++++ Materials provided

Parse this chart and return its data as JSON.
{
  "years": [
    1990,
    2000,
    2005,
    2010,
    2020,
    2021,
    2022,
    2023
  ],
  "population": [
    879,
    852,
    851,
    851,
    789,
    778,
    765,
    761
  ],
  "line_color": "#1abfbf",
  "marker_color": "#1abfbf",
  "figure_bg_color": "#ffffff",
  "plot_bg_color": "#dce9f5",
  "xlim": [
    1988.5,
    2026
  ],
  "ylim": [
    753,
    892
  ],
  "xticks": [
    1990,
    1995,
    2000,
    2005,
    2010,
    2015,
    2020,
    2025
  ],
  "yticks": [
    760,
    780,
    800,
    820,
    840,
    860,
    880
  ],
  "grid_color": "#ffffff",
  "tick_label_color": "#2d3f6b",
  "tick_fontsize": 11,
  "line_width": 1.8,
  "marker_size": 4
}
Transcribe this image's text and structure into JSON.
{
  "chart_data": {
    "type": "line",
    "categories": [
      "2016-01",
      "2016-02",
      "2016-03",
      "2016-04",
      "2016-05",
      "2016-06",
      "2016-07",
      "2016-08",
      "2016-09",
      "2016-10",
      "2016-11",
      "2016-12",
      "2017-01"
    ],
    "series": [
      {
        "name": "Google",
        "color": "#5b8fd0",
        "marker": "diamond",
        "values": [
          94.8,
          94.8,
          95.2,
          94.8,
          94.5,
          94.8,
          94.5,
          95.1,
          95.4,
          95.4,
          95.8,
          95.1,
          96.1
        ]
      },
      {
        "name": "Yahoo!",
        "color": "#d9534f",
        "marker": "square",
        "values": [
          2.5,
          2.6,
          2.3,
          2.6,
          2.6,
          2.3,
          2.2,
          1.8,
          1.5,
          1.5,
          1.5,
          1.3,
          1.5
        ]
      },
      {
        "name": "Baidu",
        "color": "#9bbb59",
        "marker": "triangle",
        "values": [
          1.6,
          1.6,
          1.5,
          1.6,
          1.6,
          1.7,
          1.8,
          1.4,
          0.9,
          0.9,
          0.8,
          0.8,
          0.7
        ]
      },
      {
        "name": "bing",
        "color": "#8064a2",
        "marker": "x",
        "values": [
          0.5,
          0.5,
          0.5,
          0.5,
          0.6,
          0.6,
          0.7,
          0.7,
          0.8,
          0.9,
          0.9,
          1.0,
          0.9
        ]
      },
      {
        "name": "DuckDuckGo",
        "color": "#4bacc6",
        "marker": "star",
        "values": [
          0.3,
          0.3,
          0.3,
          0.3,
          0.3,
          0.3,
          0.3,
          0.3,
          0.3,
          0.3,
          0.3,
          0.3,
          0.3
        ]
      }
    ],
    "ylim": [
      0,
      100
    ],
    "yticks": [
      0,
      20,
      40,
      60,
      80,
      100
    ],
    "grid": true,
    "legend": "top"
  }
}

++++++++

_Task requirements_. Reproduce each line holding the word "name".

_Solution below_.
        "name": "Google",
        "name": "Yahoo!",
        "name": "Baidu",
        "name": "bing",
        "name": "DuckDuckGo",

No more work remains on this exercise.